*Your task*: Reproduce every entry in the listing without alteration.

<<<<

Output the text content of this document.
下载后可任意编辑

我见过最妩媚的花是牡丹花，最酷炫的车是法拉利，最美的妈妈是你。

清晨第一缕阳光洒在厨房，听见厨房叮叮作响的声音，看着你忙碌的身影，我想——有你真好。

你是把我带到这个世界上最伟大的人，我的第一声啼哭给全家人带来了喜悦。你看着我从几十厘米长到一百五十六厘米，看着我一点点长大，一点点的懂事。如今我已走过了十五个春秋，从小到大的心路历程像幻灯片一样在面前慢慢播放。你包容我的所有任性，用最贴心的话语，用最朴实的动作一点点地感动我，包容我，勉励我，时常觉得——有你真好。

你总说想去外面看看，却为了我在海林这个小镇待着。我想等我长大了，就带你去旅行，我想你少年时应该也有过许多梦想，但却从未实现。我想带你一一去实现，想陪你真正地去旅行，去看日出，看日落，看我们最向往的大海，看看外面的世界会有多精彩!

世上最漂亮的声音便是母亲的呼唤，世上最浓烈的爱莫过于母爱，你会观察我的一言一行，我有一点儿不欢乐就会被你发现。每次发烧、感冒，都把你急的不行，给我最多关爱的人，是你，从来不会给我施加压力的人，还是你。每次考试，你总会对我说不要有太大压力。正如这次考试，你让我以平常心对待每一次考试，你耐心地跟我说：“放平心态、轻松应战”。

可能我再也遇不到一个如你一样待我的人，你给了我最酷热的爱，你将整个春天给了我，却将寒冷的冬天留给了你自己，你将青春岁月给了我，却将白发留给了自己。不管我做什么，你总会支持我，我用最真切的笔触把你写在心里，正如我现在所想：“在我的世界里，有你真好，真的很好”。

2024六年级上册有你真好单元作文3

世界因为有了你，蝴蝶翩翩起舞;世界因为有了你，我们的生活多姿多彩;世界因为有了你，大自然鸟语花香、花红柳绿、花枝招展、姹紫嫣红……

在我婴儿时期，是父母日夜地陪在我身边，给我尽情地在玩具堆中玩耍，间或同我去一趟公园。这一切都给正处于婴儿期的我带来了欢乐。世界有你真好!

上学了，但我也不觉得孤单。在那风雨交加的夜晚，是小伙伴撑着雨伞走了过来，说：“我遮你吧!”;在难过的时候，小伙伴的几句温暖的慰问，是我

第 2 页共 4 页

>>>>

*Answer for the task*:
Output the text content of this document.
下载后可任意编辑

我见过最妩媚的花是牡丹花，最酷炫的车是法拉利，最美的妈妈是你。

清晨第一缕阳光洒在厨房，听见厨房叮叮作响的声音，看着你忙碌的身影，我想——有你真好。

你是把我带到这个世界上最伟大的人，我的第一声啼哭给全家人带来了喜悦。你看着我从几十厘米长到一百五十六厘米，看着我一点点长大，一点点的懂事。如今我已走过了十五个春秋，从小到大的心路历程像幻灯片一样在面前慢慢播放。你包容我的所有任性，用最贴心的话语，用最朴实的动作一点点地感动我，包容我，勉励我，时常觉得——有你真好。

你总说想去外面看看，却为了我在海林这个小镇待着。我想等我长大了，就带你去旅行，我想你少年时应该也有过许多梦想，但却从未实现。我想带你一一去实现，想陪你真正地去旅行，去看日出，看日落，看我们最向往的大海，看看外面的世界会有多精彩!

世上最漂亮的声音便是母亲的呼唤，世上最浓烈的爱莫过于母爱，你会观察我的一言一行，我有一点儿不欢乐就会被你发现。每次发烧、感冒，都把你急的不行，给我最多关爱的人，是你，从来不会给我施加压力的人，还是你。每次考试，你总会对我说不要有太大压力。正如这次考试，你让我以平常心对待每一次考试，你耐心地跟我说：“放平心态、轻松应战”。

可能我再也遇不到一个如你一样待我的人，你给了我最酷热的爱，你将整个春天给了我，却将寒冷的冬天留给了你自己，你将青春岁月给了我，却将白发留给了自己。不管我做什么，你总会支持我，我用最真切的笔触把你写在心里，正如我现在所想：“在我的世界里，有你真好，真的很好”。

2024六年级上册有你真好单元作文3

世界因为有了你，蝴蝶翩翩起舞;世界因为有了你，我们的生活多姿多彩;世界因为有了你，大自然鸟语花香、花红柳绿、花枝招展、姹紫嫣红……

在我婴儿时期，是父母日夜地陪在我身边，给我尽情地在玩具堆中玩耍，间或同我去一趟公园。这一切都给正处于婴儿期的我带来了欢乐。世界有你真好!

上学了，但我也不觉得孤单。在那风雨交加的夜晚，是小伙伴撑着雨伞走了过来，说：“我遮你吧!”;在难过的时候，小伙伴的几句温暖的慰问，是我

第 2 页共 4 页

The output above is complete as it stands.